* ARTICLE *
## Begin
LightForge Output

Introduction and output structure overview

LightForge offers a variety of outputs to analyze charge transport and exciton dynamics. This page offers an overview over all (or at least most) outputs. Depending on the setup of your simulation, some files may or may not be generated during your LightForge run.

Output can be found in the "results" folder in the runtime directory or alternatively in the downloaded "" archive.

  • results/experiments/: This subdirectory contains output of the "virtual measurements", e.g. I-V, IQE, charge-carrier and exciton densities and information on excitonic processes.
  • results/material/: Here you can find analysis of material related properties such as energy levels distributions (band diagrams) or rates for Foerster and Dexter energy transport between molecular species.

The following documentation is roughly structured by physical categories instead of file directory. However, file directories are clearly indicated.
## End
* TASK LIST *
1. Does the LightForge output page agree with each statement? Answer yes or no for each and quote the deciding words. (a) Output is placed in the "results" folder in the runtime directory. (b) The documentation is arranged by file directory. (c) I-V output belongs to the results/material/ subdirectory.
2. Can you print the part of the LightForge output page between "LightForge Output" and "on excitonic processes.", inclusive?
The material after the LightForge output page is separate from it.

* Records of where elements appear *
## Begin
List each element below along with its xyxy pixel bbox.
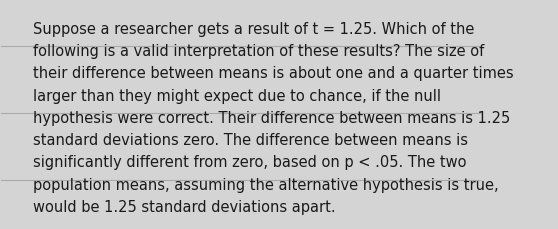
Text: larger than they might expect due to chance, if the null: larger than they might expect due to cha…: [32, 88, 440, 103]
Text: standard deviations zero. The difference between means is: standard deviations zero. The difference…: [32, 133, 468, 147]
Text: their difference between means is about one and a quarter times: their difference between means is about …: [32, 66, 513, 81]
Text: population means, assuming the alternative hypothesis is true,: population means, assuming the alternati…: [32, 177, 498, 192]
Text: would be 1.25 standard deviations apart.: would be 1.25 standard deviations apart.: [32, 199, 335, 214]
Text: Suppose a researcher gets a result of t = 1.25. Which of the: Suppose a researcher gets a result of t …: [32, 22, 474, 37]
Text: significantly different from zero, based on p < .05. The two: significantly different from zero, based…: [32, 155, 466, 170]
Text: following is a valid interpretation of these results? The size of: following is a valid interpretation of t…: [32, 44, 484, 59]
Text: hypothesis were correct. Their difference between means is 1.25: hypothesis were correct. Their differenc…: [32, 110, 510, 125]
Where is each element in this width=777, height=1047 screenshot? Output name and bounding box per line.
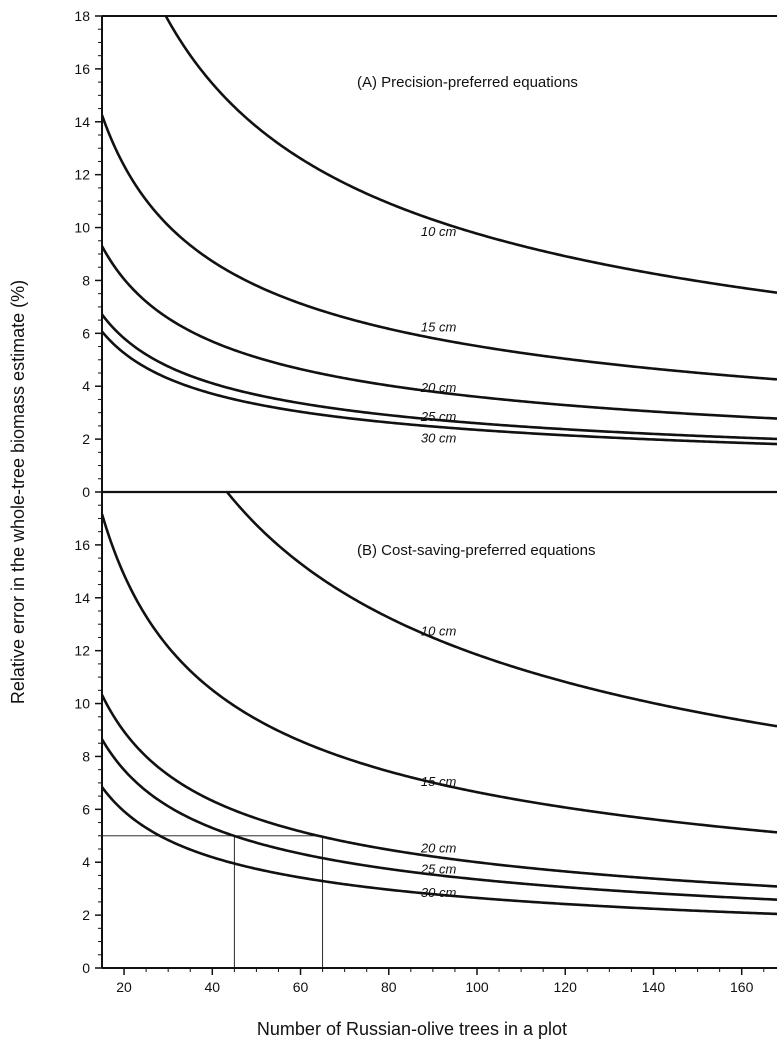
y-tick-label: 2 [82,907,90,923]
curve-label-10-cm: 10 cm [421,623,457,638]
panel-b-reference-lines [102,835,324,968]
y-tick-label: 8 [82,748,90,764]
panel-b: (B) Cost-saving-preferred equations 0 2 4 6… [74,492,777,976]
y-tick-label: 12 [74,167,90,183]
panel-a-curve-labels: 10 cm 15 cm 20 cm 25 cm 30 cm [420,224,457,445]
curve-label-15-cm: 15 cm [421,774,457,789]
panel-a-title: (A) Precision-preferred equations [357,74,578,91]
curve-label-25-cm: 25 cm [420,409,457,424]
curve-label-10-cm: 10 cm [421,224,457,239]
y-tick-label: 16 [74,537,90,553]
curve-25-cm [102,738,777,901]
x-tick-label: 100 [465,979,489,995]
panel-b-curves [102,492,777,916]
curve-label-25-cm: 25 cm [420,861,457,876]
y-tick-label: 14 [74,590,90,606]
y-tick-label: 6 [82,325,90,341]
y-tick-label: 2 [82,431,90,447]
y-tick-label: 12 [74,643,90,659]
panel-a-y-axis: 0 2 4 6 8 10 12 14 16 18 [74,8,102,500]
curve-15-cm [102,513,777,834]
panel-a-curves [102,16,777,446]
panel-b-y-axis: 0 2 4 6 8 10 12 14 16 [74,504,102,976]
curve-20-cm [102,245,777,420]
curve-label-30-cm: 30 cm [421,430,457,445]
panel-b-title: (B) Cost-saving-preferred equations [357,542,595,559]
y-tick-label: 14 [74,114,90,130]
y-tick-label: 6 [82,801,90,817]
y-tick-label: 10 [74,696,90,712]
curve-label-30-cm: 30 cm [421,885,457,900]
y-axis-title: Relative error in the whole-tree biomass… [8,280,28,704]
x-axis-title: Number of Russian-olive trees in a plot [257,1019,567,1039]
x-tick-label: 160 [730,979,754,995]
plot-frame [101,15,777,969]
curve-30-cm [102,786,777,916]
curve-30-cm [102,330,777,446]
y-tick-label: 0 [82,484,90,500]
x-tick-label: 80 [381,979,397,995]
curve-10-cm [164,16,777,294]
y-tick-label: 16 [74,61,90,77]
x-tick-label: 20 [116,979,132,995]
y-tick-label: 0 [82,960,90,976]
x-axis: 20 40 60 80 100 120 140 160 [116,968,765,995]
x-tick-label: 120 [554,979,578,995]
x-tick-label: 140 [642,979,666,995]
y-tick-label: 8 [82,272,90,288]
curve-label-20-cm: 20 cm [420,380,457,395]
y-tick-label: 4 [82,378,90,394]
y-tick-label: 4 [82,854,90,870]
y-tick-label: 18 [74,8,90,24]
curve-10-cm [225,492,777,728]
curve-20-cm [102,694,777,888]
y-tick-label: 10 [74,220,90,236]
x-tick-label: 40 [205,979,221,995]
x-tick-label: 60 [293,979,309,995]
curve-label-20-cm: 20 cm [420,840,457,855]
curve-label-15-cm: 15 cm [421,319,457,334]
curve-25-cm [102,313,777,441]
panel-b-curve-labels: 10 cm 15 cm 20 cm 25 cm 30 cm [420,623,457,900]
curve-15-cm [102,114,777,381]
panel-a: (A) Precision-preferred equations 0 2 4 6 8 1… [74,8,777,500]
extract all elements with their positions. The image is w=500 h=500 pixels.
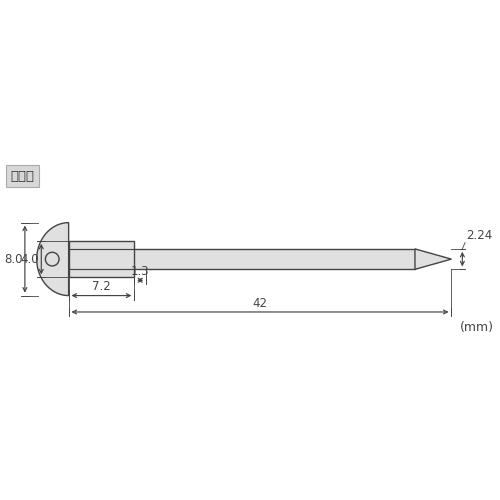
Text: 4.0: 4.0: [20, 252, 39, 266]
Text: 42: 42: [252, 296, 268, 310]
Text: (mm): (mm): [460, 321, 494, 334]
Polygon shape: [134, 249, 415, 270]
Polygon shape: [415, 249, 452, 270]
Text: 8.0: 8.0: [4, 252, 22, 266]
Text: 2.24: 2.24: [466, 228, 492, 241]
Text: 寸法図: 寸法図: [10, 170, 34, 183]
Polygon shape: [68, 241, 134, 278]
Text: 7.2: 7.2: [92, 280, 111, 293]
Polygon shape: [36, 222, 68, 296]
Text: 1.3: 1.3: [131, 265, 150, 278]
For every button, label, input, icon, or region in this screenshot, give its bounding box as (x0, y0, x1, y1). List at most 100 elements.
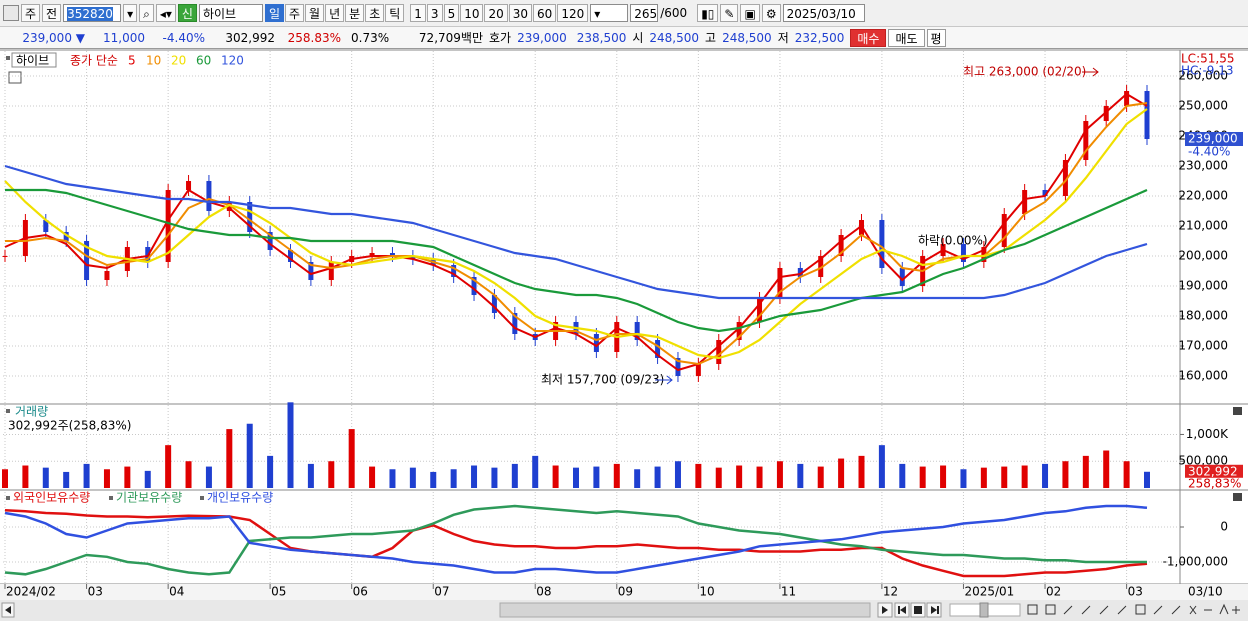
interval-button[interactable]: 1 (410, 4, 426, 22)
quote-low: 232,500 (794, 30, 845, 45)
candle (247, 202, 253, 232)
x-tick-label: 02 (1046, 585, 1061, 599)
draw-button[interactable]: ✎ (720, 4, 739, 22)
y-tick-label: 500,000 (1178, 454, 1228, 468)
candle (716, 340, 722, 364)
panel-close[interactable] (1233, 493, 1242, 501)
candle (206, 181, 212, 211)
tool-icon[interactable] (1045, 604, 1056, 615)
volume-bar (144, 470, 151, 488)
candle (797, 268, 803, 277)
tool-icon[interactable] (1153, 603, 1240, 615)
y-tick-label: 230,000 (1178, 159, 1228, 173)
tool-icon[interactable] (1027, 604, 1038, 615)
settings-button[interactable]: ⚙ (761, 4, 781, 22)
volume-bar (858, 455, 865, 488)
quote-high: 248,500 (722, 30, 772, 45)
sell-button[interactable]: 매도 (888, 28, 925, 47)
legend-icon (200, 496, 204, 500)
prev-button[interactable]: 전 (42, 4, 62, 22)
dropdown[interactable]: ▾ (123, 4, 138, 22)
period-button[interactable]: 년 (325, 4, 345, 22)
legend-label: 기관보유수량 (116, 491, 182, 505)
legend-icon[interactable] (8, 71, 22, 84)
quote-amount: 72,709백만 (418, 31, 483, 45)
buy-button[interactable]: 매수 (850, 28, 887, 47)
candle (655, 340, 661, 358)
scroll-thumb[interactable] (499, 602, 871, 618)
period-button[interactable]: 초 (365, 4, 385, 22)
candle (634, 322, 640, 340)
date-input[interactable]: 2025/03/10 (782, 4, 865, 22)
volume-bar (715, 467, 722, 488)
interval-button[interactable]: 120 (557, 4, 589, 22)
candle (1001, 214, 1007, 247)
scroll-left-icon (5, 606, 11, 614)
candle (186, 181, 192, 190)
last-volume-tag (1185, 464, 1243, 478)
tool-icon[interactable] (1063, 605, 1127, 615)
candle (84, 241, 90, 280)
period-button[interactable]: 틱 (385, 4, 405, 22)
volume-bar (940, 465, 947, 488)
avg-button[interactable]: 평 (926, 28, 946, 47)
legend-label: 개인보유수량 (207, 491, 273, 505)
y-tick-label: 220,000 (1178, 189, 1228, 203)
volume-bar (552, 465, 559, 488)
x-tick-label: 12 (883, 585, 898, 599)
interval-button[interactable]: 20 (484, 4, 508, 22)
candle (757, 298, 763, 322)
ma-line (4, 164, 1148, 300)
interval-button[interactable]: 60 (533, 4, 557, 22)
x-tick-label: 2024/02 (6, 585, 56, 599)
last-volume-change: 258,83% (1188, 476, 1241, 490)
quote-change-pct: -4.40% (162, 30, 205, 45)
volume-bar (63, 471, 70, 488)
period-button[interactable]: 주 (285, 4, 305, 22)
count-input[interactable]: 265 (630, 4, 659, 22)
period-button[interactable]: 분 (345, 4, 365, 22)
menu-icon[interactable] (3, 5, 19, 21)
quote-ask: 239,000 (517, 30, 567, 45)
candle (879, 220, 885, 268)
panel-close[interactable] (1233, 407, 1242, 415)
candle (288, 250, 293, 262)
scroll-right-icon (882, 606, 888, 614)
volume-title: 거래량 (15, 405, 48, 419)
market-select[interactable]: 주 (21, 4, 41, 22)
x-tick-label: 11 (781, 585, 796, 599)
volume-bar (185, 461, 192, 488)
volume-bar (165, 445, 172, 488)
y-tick-label: 170,000 (1178, 339, 1228, 353)
zoom-thumb[interactable] (979, 602, 989, 618)
legend-icon (6, 409, 10, 413)
interval-button[interactable]: 3 (426, 4, 443, 22)
tool-icons[interactable] (1027, 603, 1240, 615)
name-input[interactable]: 하이브 (198, 4, 263, 22)
volume-bar (919, 466, 926, 488)
new-badge[interactable]: 신 (177, 4, 197, 22)
candle (267, 232, 273, 250)
interval-button[interactable]: 30 (508, 4, 533, 22)
volume-bar (450, 469, 457, 488)
annotation-arrow (655, 375, 673, 385)
sound-button[interactable]: ◂▾ (155, 4, 176, 22)
period-button[interactable]: 일 (264, 4, 284, 22)
code-input[interactable]: 352820 (67, 7, 113, 21)
save-button[interactable]: ▣ (740, 4, 760, 22)
candle (410, 256, 416, 259)
volume-bar (797, 463, 804, 488)
interval-input[interactable]: ▾ (590, 4, 629, 22)
tool-icon[interactable] (1135, 604, 1146, 615)
search-button[interactable]: ⌕ (139, 4, 154, 22)
volume-bar (980, 467, 987, 488)
candle (1062, 160, 1068, 196)
chart-type-button[interactable]: ▮▯ (697, 4, 719, 22)
volume-bar (205, 466, 212, 488)
price-title: 하이브 (16, 54, 49, 68)
interval-button[interactable]: 5 (443, 4, 460, 22)
period-button[interactable]: 월 (305, 4, 325, 22)
legend-label: 5 (128, 54, 136, 68)
interval-button[interactable]: 10 (460, 4, 484, 22)
volume-bar (776, 461, 783, 488)
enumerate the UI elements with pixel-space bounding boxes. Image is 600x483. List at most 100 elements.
## End
* SOLUTIONS TO THE TASKS *
1.
(a) Yes: "Output can be found in the "results" folder in the runtime directory"
(b) No: "The following documentation is roughly structured by physical categories instead of file directory."
(c) No: "results/experiments/: This subdirectory contains output of the "virtual measurements", e.g. I-V"

2.
LightForge Output

Introduction and output structure overview

LightForge offers a variety of outputs to analyze charge transport and exciton dynamics. This page offers an overview over all (or at least most) outputs. Depending on the setup of your simulation, some files may or may not be generated during your LightForge run.

Output can be found in the "results" folder in the runtime directory or alternatively in the downloaded "" archive.

  • results/experiments/: This subdirectory contains output of the "virtual measurements", e.g. I-V, IQE, charge-carrier and exciton densities and information on excitonic processes.